- [Work required]:
Look through the material below, count the lines containing the word "this", and state only the count.

- [Input data]:
/---

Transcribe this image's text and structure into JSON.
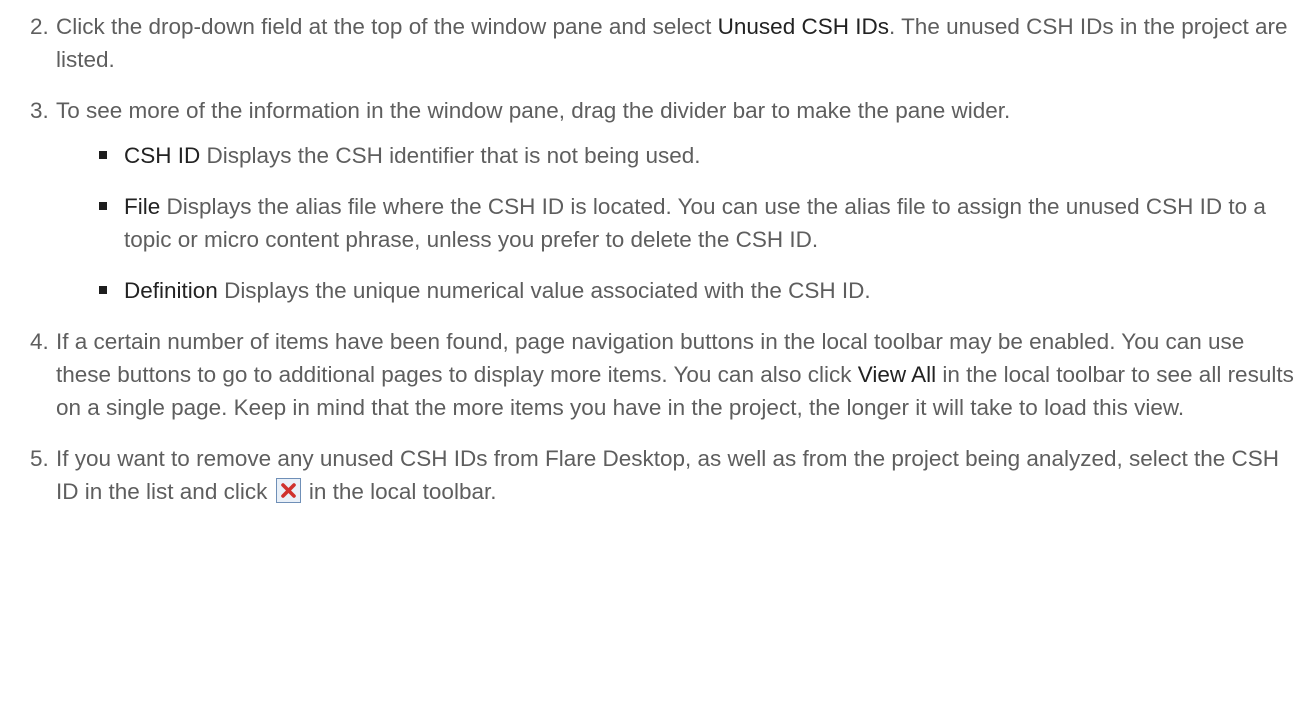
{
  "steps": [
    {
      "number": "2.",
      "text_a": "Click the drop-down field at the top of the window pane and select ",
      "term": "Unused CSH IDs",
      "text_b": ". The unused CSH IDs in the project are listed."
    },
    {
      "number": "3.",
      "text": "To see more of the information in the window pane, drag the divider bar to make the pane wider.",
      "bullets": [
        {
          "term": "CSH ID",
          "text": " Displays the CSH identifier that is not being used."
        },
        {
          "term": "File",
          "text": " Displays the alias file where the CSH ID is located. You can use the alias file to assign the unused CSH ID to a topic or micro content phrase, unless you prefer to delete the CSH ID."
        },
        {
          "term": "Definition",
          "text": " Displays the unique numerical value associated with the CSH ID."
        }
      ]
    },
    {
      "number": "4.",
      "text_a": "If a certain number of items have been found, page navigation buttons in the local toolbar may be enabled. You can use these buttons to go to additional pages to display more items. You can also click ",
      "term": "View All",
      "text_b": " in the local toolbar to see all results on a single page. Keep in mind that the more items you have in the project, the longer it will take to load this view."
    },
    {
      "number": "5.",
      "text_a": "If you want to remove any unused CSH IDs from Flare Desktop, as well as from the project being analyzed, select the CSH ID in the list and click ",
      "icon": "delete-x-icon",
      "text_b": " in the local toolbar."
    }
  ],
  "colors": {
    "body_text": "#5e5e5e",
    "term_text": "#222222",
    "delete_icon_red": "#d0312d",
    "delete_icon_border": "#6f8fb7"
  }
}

\---

- [Answer for the task]:
2